Problem description => Report every line in the listing that contains the string "Transcribe".

Provided data =>
####

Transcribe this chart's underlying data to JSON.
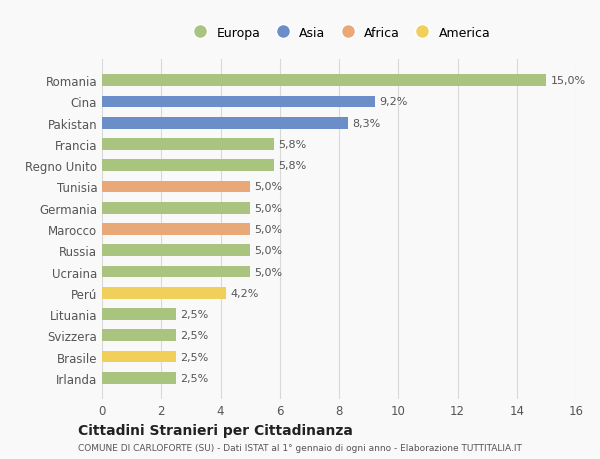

####

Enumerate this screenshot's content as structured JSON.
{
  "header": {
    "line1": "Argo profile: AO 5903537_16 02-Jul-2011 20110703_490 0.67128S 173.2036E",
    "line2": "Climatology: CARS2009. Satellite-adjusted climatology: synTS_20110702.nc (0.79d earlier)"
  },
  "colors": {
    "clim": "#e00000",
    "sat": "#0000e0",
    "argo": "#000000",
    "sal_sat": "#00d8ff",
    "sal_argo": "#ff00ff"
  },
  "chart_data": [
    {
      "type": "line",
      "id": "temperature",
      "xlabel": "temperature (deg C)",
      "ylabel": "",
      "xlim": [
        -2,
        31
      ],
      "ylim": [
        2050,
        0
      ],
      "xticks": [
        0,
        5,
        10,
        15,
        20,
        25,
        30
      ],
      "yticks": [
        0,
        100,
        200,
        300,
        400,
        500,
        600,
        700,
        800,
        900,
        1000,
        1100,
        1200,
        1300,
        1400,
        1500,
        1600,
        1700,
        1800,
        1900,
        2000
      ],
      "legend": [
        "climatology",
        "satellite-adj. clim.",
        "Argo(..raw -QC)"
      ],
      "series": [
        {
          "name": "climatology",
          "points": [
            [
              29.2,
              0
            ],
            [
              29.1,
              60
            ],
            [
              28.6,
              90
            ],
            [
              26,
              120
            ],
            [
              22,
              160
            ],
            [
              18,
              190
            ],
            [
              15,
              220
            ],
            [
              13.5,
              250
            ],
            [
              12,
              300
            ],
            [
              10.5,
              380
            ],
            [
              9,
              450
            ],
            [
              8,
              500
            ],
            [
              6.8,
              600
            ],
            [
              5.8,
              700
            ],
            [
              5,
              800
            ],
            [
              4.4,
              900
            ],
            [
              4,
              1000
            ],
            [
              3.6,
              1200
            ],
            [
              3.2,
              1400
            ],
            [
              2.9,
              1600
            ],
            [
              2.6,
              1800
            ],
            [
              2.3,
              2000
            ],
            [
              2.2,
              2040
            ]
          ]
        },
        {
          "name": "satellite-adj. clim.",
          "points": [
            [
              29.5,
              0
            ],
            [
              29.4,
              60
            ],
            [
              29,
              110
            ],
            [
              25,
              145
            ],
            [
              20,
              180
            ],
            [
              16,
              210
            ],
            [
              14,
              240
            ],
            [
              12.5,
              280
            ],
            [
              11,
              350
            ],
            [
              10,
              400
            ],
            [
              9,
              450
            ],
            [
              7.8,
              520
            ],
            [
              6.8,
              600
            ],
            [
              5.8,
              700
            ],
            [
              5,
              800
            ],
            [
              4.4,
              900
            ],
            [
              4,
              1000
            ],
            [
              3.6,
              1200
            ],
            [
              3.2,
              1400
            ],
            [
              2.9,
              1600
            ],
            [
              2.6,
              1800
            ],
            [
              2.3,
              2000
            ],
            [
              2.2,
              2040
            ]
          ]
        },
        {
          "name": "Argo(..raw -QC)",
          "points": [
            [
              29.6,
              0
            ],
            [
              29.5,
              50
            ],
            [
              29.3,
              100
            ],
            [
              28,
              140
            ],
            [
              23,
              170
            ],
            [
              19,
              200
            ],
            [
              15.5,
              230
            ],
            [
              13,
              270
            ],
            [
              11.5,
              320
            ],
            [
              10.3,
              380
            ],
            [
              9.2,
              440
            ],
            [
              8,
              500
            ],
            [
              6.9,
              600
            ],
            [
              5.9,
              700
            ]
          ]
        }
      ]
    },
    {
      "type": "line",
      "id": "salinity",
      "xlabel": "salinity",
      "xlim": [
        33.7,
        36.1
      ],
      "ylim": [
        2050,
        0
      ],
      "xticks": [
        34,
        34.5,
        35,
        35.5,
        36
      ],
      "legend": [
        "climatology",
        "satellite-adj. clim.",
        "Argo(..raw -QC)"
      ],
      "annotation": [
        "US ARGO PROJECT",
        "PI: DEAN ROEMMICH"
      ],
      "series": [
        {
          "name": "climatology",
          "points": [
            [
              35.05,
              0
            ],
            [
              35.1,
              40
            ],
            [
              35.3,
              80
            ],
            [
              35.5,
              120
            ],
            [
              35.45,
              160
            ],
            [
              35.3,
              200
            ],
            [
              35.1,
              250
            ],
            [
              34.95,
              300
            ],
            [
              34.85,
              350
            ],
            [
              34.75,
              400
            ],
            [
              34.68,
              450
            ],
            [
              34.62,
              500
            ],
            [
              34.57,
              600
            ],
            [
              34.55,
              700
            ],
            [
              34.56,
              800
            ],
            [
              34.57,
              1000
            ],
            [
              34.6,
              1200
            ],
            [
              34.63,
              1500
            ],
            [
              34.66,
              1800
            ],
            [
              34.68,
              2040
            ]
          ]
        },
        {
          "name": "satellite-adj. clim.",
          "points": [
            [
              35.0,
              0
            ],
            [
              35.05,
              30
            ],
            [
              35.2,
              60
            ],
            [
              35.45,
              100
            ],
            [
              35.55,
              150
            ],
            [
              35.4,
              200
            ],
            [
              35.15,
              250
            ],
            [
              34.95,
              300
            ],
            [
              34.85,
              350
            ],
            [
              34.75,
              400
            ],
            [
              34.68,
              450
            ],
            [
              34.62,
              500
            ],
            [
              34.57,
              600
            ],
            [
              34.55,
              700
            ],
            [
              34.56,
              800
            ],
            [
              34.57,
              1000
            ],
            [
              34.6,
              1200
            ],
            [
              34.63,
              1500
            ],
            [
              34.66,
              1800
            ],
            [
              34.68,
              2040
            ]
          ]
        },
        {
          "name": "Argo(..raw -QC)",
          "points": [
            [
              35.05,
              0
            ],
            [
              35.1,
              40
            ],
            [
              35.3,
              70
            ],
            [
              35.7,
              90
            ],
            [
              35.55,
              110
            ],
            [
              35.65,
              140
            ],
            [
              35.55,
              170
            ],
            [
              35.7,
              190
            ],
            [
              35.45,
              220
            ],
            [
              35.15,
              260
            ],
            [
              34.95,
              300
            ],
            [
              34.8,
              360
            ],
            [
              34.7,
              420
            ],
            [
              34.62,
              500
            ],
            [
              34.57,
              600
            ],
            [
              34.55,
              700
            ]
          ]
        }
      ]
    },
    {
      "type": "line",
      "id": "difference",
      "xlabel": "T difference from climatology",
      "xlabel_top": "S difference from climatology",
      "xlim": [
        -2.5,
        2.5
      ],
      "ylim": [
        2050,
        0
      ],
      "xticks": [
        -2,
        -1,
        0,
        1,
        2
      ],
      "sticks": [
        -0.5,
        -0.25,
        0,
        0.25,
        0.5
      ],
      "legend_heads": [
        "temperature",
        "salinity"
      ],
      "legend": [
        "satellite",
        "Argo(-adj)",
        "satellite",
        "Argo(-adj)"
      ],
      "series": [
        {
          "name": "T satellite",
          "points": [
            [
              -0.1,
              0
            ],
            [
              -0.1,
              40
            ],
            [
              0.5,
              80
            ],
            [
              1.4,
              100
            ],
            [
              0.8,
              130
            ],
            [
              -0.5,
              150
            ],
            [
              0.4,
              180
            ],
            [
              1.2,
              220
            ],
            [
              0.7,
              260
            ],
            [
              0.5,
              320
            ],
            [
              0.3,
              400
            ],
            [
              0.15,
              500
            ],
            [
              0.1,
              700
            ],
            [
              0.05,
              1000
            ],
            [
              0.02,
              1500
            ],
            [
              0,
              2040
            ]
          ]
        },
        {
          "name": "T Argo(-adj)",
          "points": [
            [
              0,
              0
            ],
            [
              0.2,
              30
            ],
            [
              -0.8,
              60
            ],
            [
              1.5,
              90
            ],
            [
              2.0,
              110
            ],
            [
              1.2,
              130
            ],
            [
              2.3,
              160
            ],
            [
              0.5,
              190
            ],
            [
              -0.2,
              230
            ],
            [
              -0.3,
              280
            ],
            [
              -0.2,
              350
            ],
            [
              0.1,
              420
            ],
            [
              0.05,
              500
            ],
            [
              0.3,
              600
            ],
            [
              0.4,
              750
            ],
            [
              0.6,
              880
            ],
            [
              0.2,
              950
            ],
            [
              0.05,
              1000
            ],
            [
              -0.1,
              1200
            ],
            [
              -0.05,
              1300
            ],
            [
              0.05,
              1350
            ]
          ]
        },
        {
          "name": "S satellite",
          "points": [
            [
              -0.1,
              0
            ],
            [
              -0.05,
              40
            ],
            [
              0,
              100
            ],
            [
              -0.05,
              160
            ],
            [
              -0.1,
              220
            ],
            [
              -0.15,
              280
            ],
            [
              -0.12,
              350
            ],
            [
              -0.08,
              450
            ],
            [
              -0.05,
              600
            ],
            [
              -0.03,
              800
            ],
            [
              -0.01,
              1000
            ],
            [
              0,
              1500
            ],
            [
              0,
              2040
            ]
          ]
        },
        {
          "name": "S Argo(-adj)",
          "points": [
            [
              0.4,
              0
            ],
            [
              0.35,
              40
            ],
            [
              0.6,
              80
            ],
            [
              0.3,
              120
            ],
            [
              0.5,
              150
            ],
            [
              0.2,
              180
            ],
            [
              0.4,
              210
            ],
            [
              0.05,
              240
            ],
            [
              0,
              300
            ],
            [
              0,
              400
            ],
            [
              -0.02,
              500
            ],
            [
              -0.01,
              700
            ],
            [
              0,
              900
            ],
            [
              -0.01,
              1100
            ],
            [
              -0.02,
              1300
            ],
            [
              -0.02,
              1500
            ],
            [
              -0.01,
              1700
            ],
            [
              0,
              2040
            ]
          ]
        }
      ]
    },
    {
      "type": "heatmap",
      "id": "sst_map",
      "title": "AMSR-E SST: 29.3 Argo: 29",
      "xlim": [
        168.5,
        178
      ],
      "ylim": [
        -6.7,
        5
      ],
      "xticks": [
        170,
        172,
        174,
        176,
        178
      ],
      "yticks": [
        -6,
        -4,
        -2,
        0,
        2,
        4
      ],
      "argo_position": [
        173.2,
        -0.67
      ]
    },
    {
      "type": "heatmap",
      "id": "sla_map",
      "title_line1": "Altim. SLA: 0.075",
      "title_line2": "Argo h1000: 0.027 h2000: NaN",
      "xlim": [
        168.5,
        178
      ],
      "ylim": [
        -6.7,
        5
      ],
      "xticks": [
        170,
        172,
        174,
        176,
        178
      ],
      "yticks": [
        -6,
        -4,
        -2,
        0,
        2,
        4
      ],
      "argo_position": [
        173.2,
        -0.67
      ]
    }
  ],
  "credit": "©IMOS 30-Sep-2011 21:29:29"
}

####

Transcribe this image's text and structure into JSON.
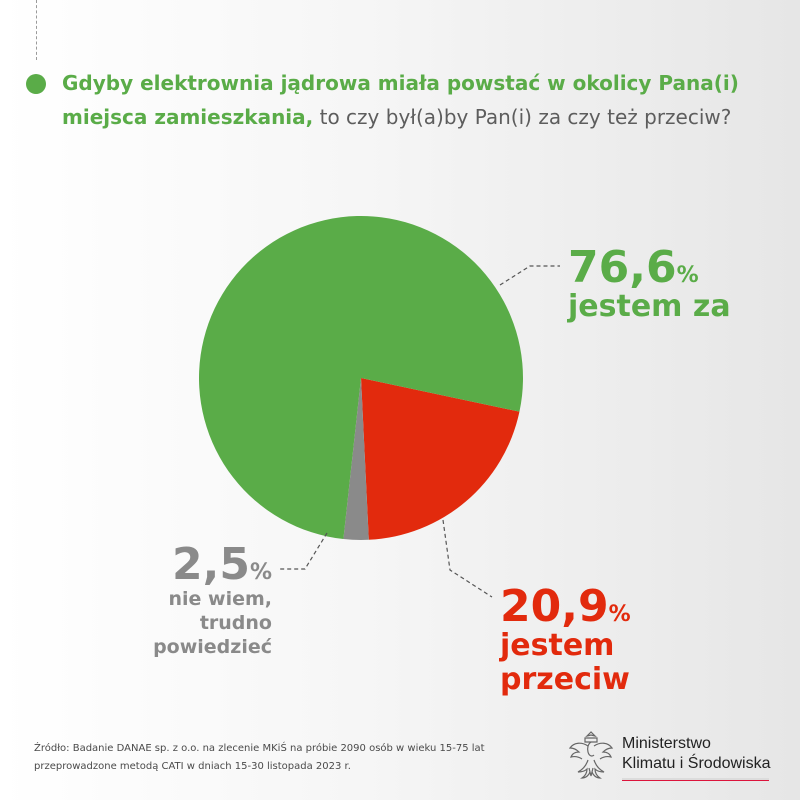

####

Answer to the task =>
Transcribe this chart's underlying data to JSON.
Transcribe this image's text and structure into JSON.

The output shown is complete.